Recorded data:
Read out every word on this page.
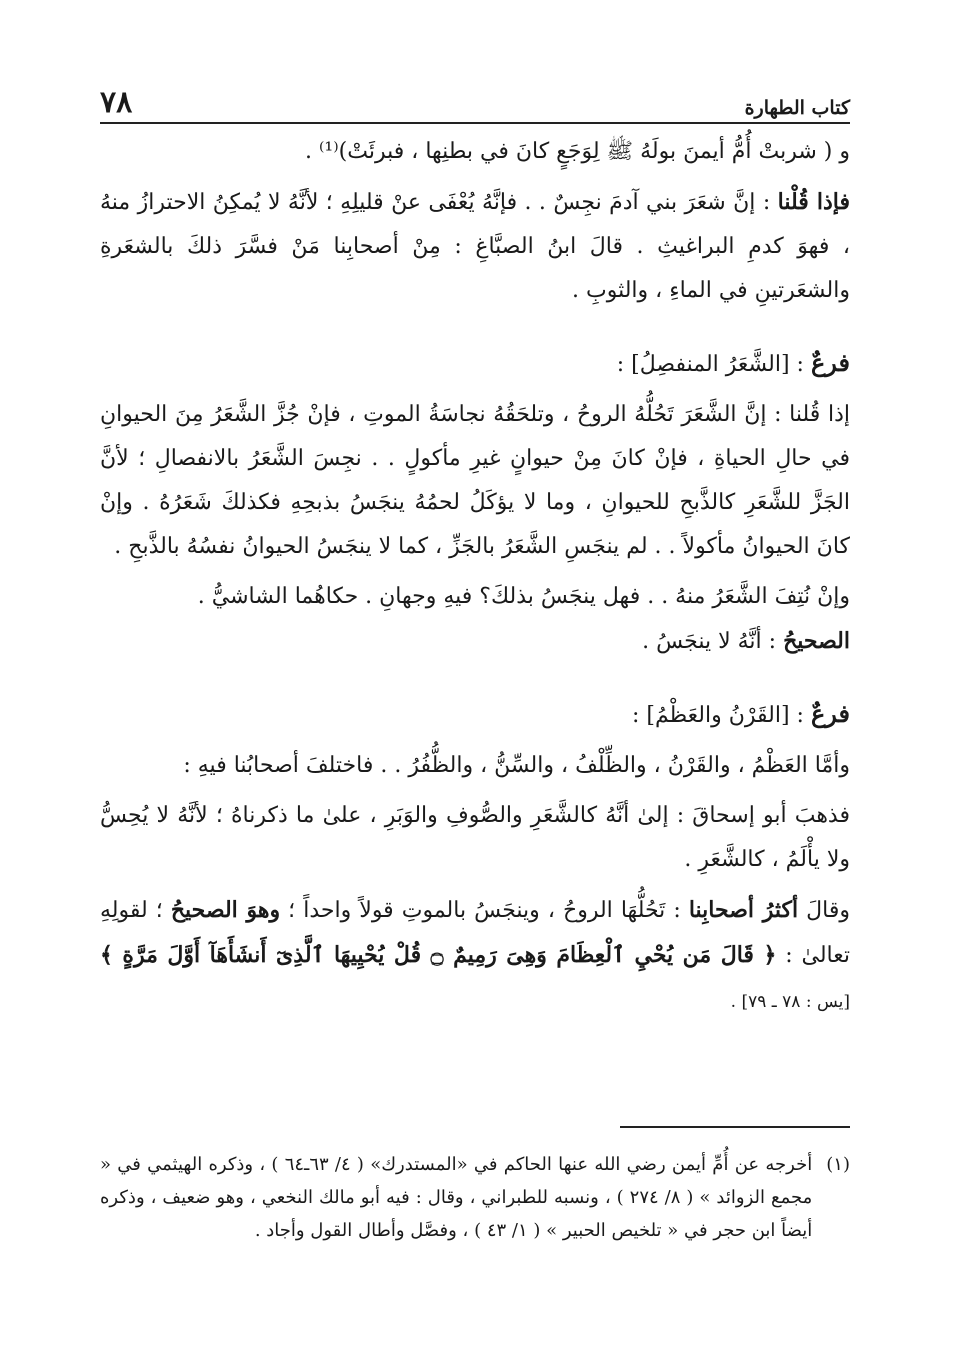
كتاب الطهارة
٧٨

و ( شربتْ أُمُّ أيمنَ بولَهُ ﷺ لِوَجَعٍ كانَ في بطنِها ، فبرئَتْ)⁽¹⁾ .

فإذا قُلْنا : إنَّ شعَرَ بني آدمَ نجِسٌ . . فإنَّهُ يُعْفَى عنْ قليلِهِ ؛ لأنَّهُ لا يُمكِنُ الاحترازُ منهُ ، فهوَ كدمِ البراغيثِ . قالَ ابنُ الصبَّاغِ : مِنْ أصحابِنا مَنْ فسَّرَ ذلكَ بالشعَرةِ والشعَرتينِ في الماءِ ، والثوبِ .

فرعٌ : [الشَّعَرُ المنفصِلُ] :

إذا قُلنا : إنَّ الشَّعَرَ تَحُلُّهُ الروحُ ، وتلحَقُهُ نجاسَةُ الموتِ ، فإنْ جُزَّ الشَّعَرُ مِنَ الحيوانِ في حالِ الحياةِ ، فإنْ كانَ مِنْ حيوانٍ غيرِ مأكولٍ . . نجِسَ الشَّعَرُ بالانفصالِ ؛ لأنَّ الجَزَّ للشَّعَرِ كالذَّبحِ للحيوانِ ، وما لا يؤكَلُ لحمُهُ ينجَسُ بذبحِهِ فكذلكَ شَعَرُهُ . وإنْ كانَ الحيوانُ مأكولاً . . لم ينجَسِ الشَّعَرُ بالجَزِّ ، كما لا ينجَسُ الحيوانُ نفسُهُ بالذَّبحِ .

وإنْ نُتِفَ الشَّعَرُ منهُ . . فهل ينجَسُ بذلكَ؟ فيهِ وجهانِ . حكاهُما الشاشيُّ .
الصحيحُ : أنَّهُ لا ينجَسُ .

فرعٌ : [القَرْنُ والعَظْمُ] :

وأمَّا العَظْمُ ، والقَرْنُ ، والظِّلْفُ ، والسِّنُّ ، والظُّفُرُ . . فاختلفَ أصحابُنا فيهِ :

فذهبَ أبو إسحاقَ : إلىٰ أنَّهُ كالشَّعَرِ والصُّوفِ والوَبَرِ ، علىٰ ما ذكرناهُ ؛ لأنَّهُ لا يُحِسُّ ولا يأْلَمُ ، كالشَّعَرِ .

وقالَ أكثرُ أصحابِنا : تَحُلُّهَا الروحُ ، وينجَسُ بالموتِ قولاً واحداً ؛ وهوَ الصحيحُ ؛ لقولِهِ تعالىٰ : ﴿ قَالَ مَن يُحْيِ ٱلْعِظَامَ وَهِىَ رَمِيمٌ ۝ قُلْ يُحْيِيهَا ٱلَّذِىٓ أَنشَأَهَآ أَوَّلَ مَرَّةٍ ﴾ [يس : ٧٨ ـ ٧٩] .

(١)
أخرجه عن أُمِّ أيمن رضي الله عنها الحاكم في «المستدرك» ( ٤/ ٦٣ـ٦٤ ) ، وذكره الهيثمي في « مجمع الزوائد » ( ٨/ ٢٧٤ ) ، ونسبه للطبراني ، وقال : فيه أبو مالك النخعي ، وهو ضعيف ، وذكره أيضاً ابن حجر في « تلخيص الحبير » ( ١/ ٤٣ ) ، وفصَّل وأطال القول وأجاد .
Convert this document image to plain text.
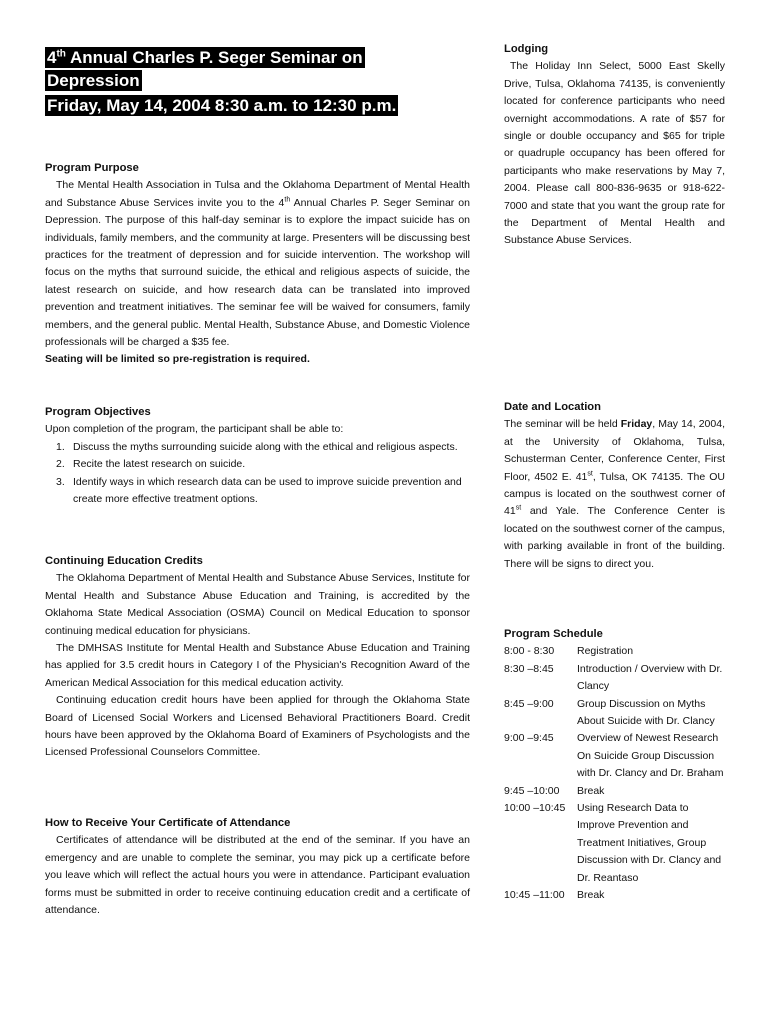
4th Annual Charles P. Seger Seminar on
Depression
Friday, May 14, 2004 8:30 a.m. to 12:30 p.m.
Program Purpose

The Mental Health Association in Tulsa and the Oklahoma Department of Mental Health and Substance Abuse Services invite you to the 4th Annual Charles P. Seger Seminar on Depression. The purpose of this half-day seminar is to explore the impact suicide has on individuals, family members, and the community at large. Presenters will be discussing best practices for the treatment of depression and for suicide intervention. The workshop will focus on the myths that surround suicide, the ethical and religious aspects of suicide, the latest research on suicide, and how research data can be translated into improved prevention and treatment initiatives. The seminar fee will be waived for consumers, family members, and the general public. Mental Health, Substance Abuse, and Domestic Violence professionals will be charged a $35 fee.

Seating will be limited so pre-registration is required.

Program Objectives

Upon completion of the program, the participant shall be able to:

1. Discuss the myths surrounding suicide along with the ethical and religious aspects.
2. Recite the latest research on suicide.
3. Identify ways in which research data can be used to improve suicide prevention and create more effective treatment options.
Continuing Education Credits

The Oklahoma Department of Mental Health and Substance Abuse Services, Institute for Mental Health and Substance Abuse Education and Training, is accredited by the Oklahoma State Medical Association (OSMA) Council on Medical Education to sponsor continuing medical education for physicians.

The DMHSAS Institute for Mental Health and Substance Abuse Education and Training has applied for 3.5 credit hours in Category I of the Physician's Recognition Award of the American Medical Association for this medical education activity.

Continuing education credit hours have been applied for through the Oklahoma State Board of Licensed Social Workers and Licensed Behavioral Practitioners Board. Credit hours have been approved by the Oklahoma Board of Examiners of Psychologists and the Licensed Professional Counselors Committee.

How to Receive Your Certificate of Attendance

Certificates of attendance will be distributed at the end of the seminar. If you have an emergency and are unable to complete the seminar, you may pick up a certificate before you leave which will reflect the actual hours you were in attendance. Participant evaluation forms must be submitted in order to receive continuing education credit and a certificate of attendance.

Lodging

The Holiday Inn Select, 5000 East Skelly Drive, Tulsa, Oklahoma 74135, is conveniently located for conference participants who need overnight accommodations. A rate of $57 for single or double occupancy and $65 for triple or quadruple occupancy has been offered for participants who make reservations by May 7, 2004. Please call 800-836-9635 or 918-622-7000 and state that you want the group rate for the Department of Mental Health and Substance Abuse Services.

Date and Location

The seminar will be held Friday, May 14, 2004, at the University of Oklahoma, Tulsa, Schusterman Center, Conference Center, First Floor, 4502 E. 41st, Tulsa, OK 74135. The OU campus is located on the southwest corner of 41st and Yale. The Conference Center is located on the southwest corner of the campus, with parking available in front of the building. There will be signs to direct you.

Program Schedule
8:00 - 8:30	Registration
8:30 –8:45	Introduction / Overview with Dr. Clancy
8:45 –9:00	Group Discussion on Myths About Suicide with Dr. Clancy
9:00 –9:45	Overview of Newest Research On Suicide Group Discussion with Dr. Clancy and Dr. Braham
9:45 –10:00	Break
10:00 –10:45	Using Research Data to Improve Prevention and Treatment Initiatives, Group Discussion with Dr. Clancy and Dr. Reantaso
10:45 –11:00	Break
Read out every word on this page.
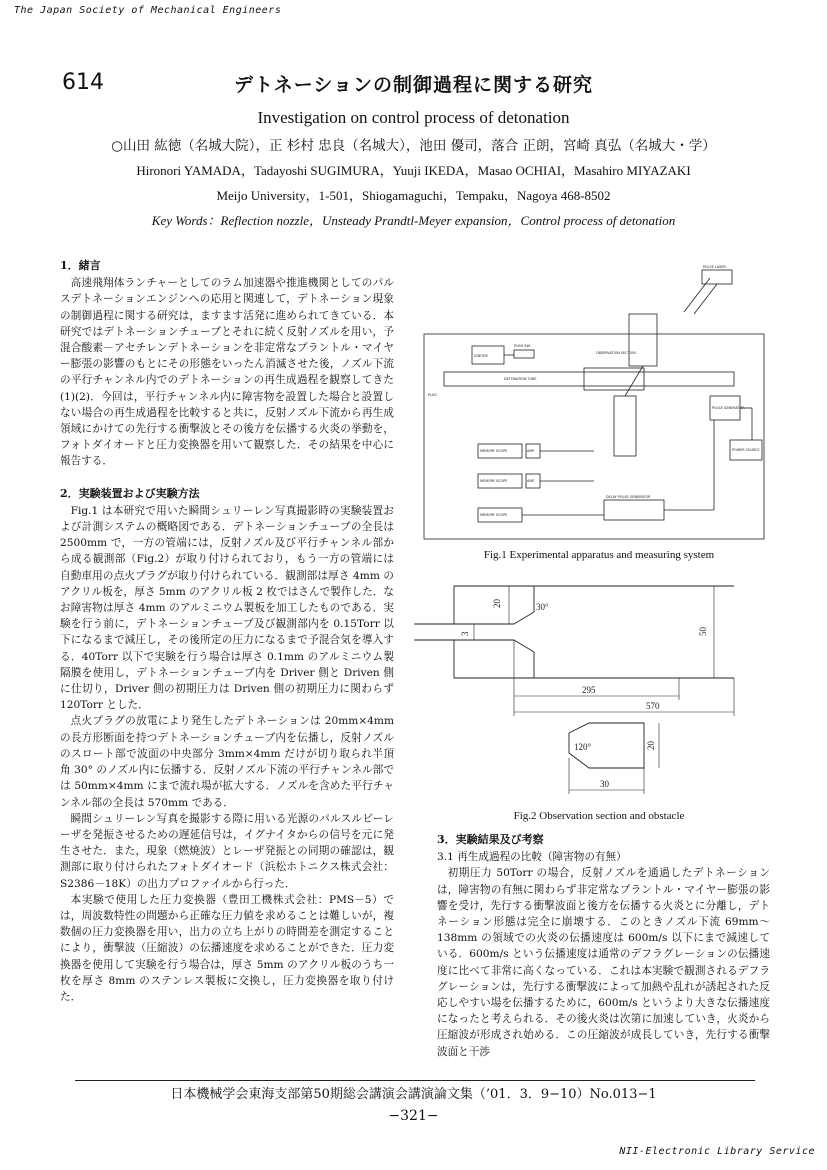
The Japan Society of Mechanical Engineers
614	デトネーションの制御過程に関する研究
Investigation on control process of detonation
○山田 紘徳（名城大院），正 杉村 忠良（名城大），池田 優司，落合 正朗，宮崎 真弘（名城大・学）
Hironori YAMADA，Tadayoshi SUGIMURA，Yuuji IKEDA，Masao OCHIAI，Masahiro MIYAZAKI
Meijo University，1-501，Shiogamaguchi，Tempaku，Nagoya 468-8502
Key Words：Reflection nozzle，Unsteady Prandtl-Meyer expansion，Control process of detonation
1．緒言

高速飛翔体ランチャーとしてのラム加速器や推進機関としてのパルスデトネーションエンジンへの応用と関連して，デトネーション現象の制御過程に関する研究は，ますます活発に進められてきている．本研究ではデトネーションチューブとそれに続く反射ノズルを用い，予混合酸素－アセチレンデトネーションを非定常なプラントル・マイヤー膨張の影響のもとにその形態をいったん消滅させた後，ノズル下流の平行チャンネル内でのデトネーションの再生成過程を観察してきた(1)(2)．今回は，平行チャンネル内に障害物を設置した場合と設置しない場合の再生成過程を比較すると共に，反射ノズル下流から再生成領域にかけての先行する衝撃波とその後方を伝播する火炎の挙動を，フォトダイオードと圧力変換器を用いて観察した．その結果を中心に報告する．

2．実験装置および実験方法

Fig.1 は本研究で用いた瞬間シュリーレン写真撮影時の実験装置および計測システムの概略図である．デトネーションチューブの全長は 2500mm で，一方の管端には，反射ノズル及び平行チャンネル部から成る観測部（Fig.2）が取り付けられており，もう一方の管端には自動車用の点火プラグが取り付けられている．観測部は厚さ 4mm のアクリル板を，厚さ 5mm のアクリル板 2 枚ではさんで製作した．なお障害物は厚さ 4mm のアルミニウム製板を加工したものである．実験を行う前に，デトネーションチューブ及び観測部内を 0.15Torr 以下になるまで減圧し，その後所定の圧力になるまで予混合気を導入する．40Torr 以下で実験を行う場合は厚さ 0.1mm のアルミニウム製隔膜を使用し，デトネーションチューブ内を Driver 側と Driven 側に仕切り，Driver 側の初期圧力は Driven 側の初期圧力に関わらず 120Torr とした．

点火プラグの放電により発生したデトネーションは 20mm×4mm の長方形断面を持つデトネーションチューブ内を伝播し，反射ノズルのスロート部で波面の中央部分 3mm×4mm だけが切り取られ半頂角 30° のノズル内に伝播する．反射ノズル下流の平行チャンネル部では 50mm×4mm にまで流れ場が拡大する．ノズルを含めた平行チャンネル部の全長は 570mm である．

瞬間シュリーレン写真を撮影する際に用いる光源のパルスルビーレーザを発振させるための遅延信号は，イグナイタからの信号を元に発生させた．また，現象（燃焼波）とレーザ発振との同期の確認は，観測部に取り付けられたフォトダイオード（浜松ホトニクス株式会社：S2386－18K）の出力プロファイルから行った．

本実験で使用した圧力変換器（豊田工機株式会社：PMS－5）では，周波数特性の問題から正確な圧力値を求めることは難しいが，複数個の圧力変換器を用い，出力の立ち上がりの時間差を測定することにより，衝撃波（圧縮波）の伝播速度を求めることができた．圧力変換器を使用して実験を行う場合は，厚さ 5mm のアクリル板のうち一枚を厚さ 8mm のステンレス製板に交換し，圧力変換器を取り付けた．

PULSE LASER
IGNITER
PUSH SW.
OBSERVATION SECTION
DETONATION TUBE
PLUG
PULSE GENERATOR
POWER SOURCE
MEMORY SCOPE	AMP.
MEMORY SCOPE	AMP.
MEMORY SCOPE
DELAY PULSE GENERATOR
Fig.1 Experimental apparatus and measuring system
20	30°
50
3
295
570
120°	20
30
Fig.2 Observation section and obstacle
3．実験結果及び考察
3.1 再生成過程の比較（障害物の有無）

初期圧力 50Torr の場合，反射ノズルを通過したデトネーションは，障害物の有無に関わらず非定常なプラントル・マイヤー膨張の影響を受け，先行する衝撃波面と後方を伝播する火炎とに分離し，デトネーション形態は完全に崩壊する．このときノズル下流 69mm～138mm の領域での火炎の伝播速度は 600m/s 以下にまで減速している．600m/s という伝播速度は通常のデフラグレーションの伝播速度に比べて非常に高くなっている．これは本実験で観測されるデフラグレーションは，先行する衝撃波によって加熱や乱れが誘起された反応しやすい場を伝播するために，600m/s というより大きな伝播速度になったと考えられる．その後火炎は次第に加速していき，火炎から圧縮波が形成され始める．この圧縮波が成長していき，先行する衝撃波面と干渉

日本機械学会東海支部第50期総会講演会講演論文集（’01．3．9−10）No.013−1
−321−
NII-Electronic Library Service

**EXERCISE DESCRIPTION**
Extract every line containing the string "process" from the material.

**EXPECTED ANSWER**
Investigation on control process of detonation
Key Words：Reflection nozzle，Unsteady Prandtl-Meyer expansion，Control process of detonation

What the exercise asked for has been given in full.